• TASK DETAILS:
Check each line of the entries below for the string "congresos"; copy every line where it appears.

• RECORDS TO USE:
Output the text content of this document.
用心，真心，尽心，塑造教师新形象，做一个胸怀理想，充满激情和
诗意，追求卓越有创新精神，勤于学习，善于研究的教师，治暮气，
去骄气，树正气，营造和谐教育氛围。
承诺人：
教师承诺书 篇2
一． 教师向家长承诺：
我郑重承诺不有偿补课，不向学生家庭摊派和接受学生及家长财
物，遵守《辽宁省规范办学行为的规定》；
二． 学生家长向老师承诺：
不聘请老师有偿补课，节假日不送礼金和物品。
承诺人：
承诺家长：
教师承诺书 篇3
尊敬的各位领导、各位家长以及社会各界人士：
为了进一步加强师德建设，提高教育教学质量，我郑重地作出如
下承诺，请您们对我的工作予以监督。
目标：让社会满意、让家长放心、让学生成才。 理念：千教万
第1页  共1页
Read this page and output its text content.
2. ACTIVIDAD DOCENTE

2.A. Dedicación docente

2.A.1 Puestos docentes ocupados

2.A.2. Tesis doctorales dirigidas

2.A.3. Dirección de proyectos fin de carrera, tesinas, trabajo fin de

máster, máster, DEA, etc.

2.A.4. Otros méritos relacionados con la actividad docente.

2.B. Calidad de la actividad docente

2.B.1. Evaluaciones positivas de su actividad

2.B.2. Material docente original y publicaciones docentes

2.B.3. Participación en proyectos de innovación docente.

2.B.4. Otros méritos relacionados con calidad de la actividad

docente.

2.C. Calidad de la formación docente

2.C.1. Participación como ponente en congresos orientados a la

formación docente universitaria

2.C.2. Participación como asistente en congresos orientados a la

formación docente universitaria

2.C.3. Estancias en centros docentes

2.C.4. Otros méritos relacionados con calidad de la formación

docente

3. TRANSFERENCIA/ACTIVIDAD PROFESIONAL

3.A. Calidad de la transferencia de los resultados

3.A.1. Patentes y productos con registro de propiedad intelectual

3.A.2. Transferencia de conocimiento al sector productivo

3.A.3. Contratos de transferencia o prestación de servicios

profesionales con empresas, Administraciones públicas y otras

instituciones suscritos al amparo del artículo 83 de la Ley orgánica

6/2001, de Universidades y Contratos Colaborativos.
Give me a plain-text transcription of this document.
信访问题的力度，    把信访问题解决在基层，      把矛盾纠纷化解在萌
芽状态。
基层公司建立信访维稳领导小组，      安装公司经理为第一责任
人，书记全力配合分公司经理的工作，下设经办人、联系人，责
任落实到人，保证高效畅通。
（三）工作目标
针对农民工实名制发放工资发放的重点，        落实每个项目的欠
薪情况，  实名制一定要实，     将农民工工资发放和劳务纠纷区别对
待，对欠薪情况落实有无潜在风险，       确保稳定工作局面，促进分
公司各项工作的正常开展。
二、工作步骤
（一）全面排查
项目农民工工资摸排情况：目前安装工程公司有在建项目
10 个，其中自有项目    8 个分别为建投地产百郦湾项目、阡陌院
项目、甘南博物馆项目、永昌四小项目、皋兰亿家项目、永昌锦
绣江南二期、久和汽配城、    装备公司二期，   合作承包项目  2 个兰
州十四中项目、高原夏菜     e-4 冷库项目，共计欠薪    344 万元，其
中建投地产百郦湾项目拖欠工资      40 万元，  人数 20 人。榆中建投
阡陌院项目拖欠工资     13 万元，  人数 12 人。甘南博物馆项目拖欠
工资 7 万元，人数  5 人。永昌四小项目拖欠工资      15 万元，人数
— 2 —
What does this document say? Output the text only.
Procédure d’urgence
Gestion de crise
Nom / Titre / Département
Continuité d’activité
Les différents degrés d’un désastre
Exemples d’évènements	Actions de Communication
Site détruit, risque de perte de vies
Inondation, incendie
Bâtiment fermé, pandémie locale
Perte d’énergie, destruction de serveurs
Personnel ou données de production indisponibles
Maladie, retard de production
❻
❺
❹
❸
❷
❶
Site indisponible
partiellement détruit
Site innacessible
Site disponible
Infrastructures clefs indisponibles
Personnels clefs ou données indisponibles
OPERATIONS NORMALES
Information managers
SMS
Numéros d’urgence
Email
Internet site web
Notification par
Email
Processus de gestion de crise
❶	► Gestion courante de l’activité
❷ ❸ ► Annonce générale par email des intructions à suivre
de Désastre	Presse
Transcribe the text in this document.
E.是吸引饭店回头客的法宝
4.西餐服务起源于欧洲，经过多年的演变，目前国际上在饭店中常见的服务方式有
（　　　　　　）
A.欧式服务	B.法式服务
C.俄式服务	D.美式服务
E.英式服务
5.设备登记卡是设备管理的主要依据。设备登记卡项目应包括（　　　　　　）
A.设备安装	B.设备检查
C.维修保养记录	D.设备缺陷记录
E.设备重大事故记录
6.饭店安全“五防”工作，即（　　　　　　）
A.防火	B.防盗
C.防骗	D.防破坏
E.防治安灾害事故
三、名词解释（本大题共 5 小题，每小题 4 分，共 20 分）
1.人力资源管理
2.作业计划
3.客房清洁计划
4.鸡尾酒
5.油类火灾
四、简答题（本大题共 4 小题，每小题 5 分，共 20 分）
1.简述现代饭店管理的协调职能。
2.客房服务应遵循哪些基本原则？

• TASK RESPONSE:
2.C.1. Participación como ponente en congresos orientados a la
2.C.2. Participación como asistente en congresos orientados a la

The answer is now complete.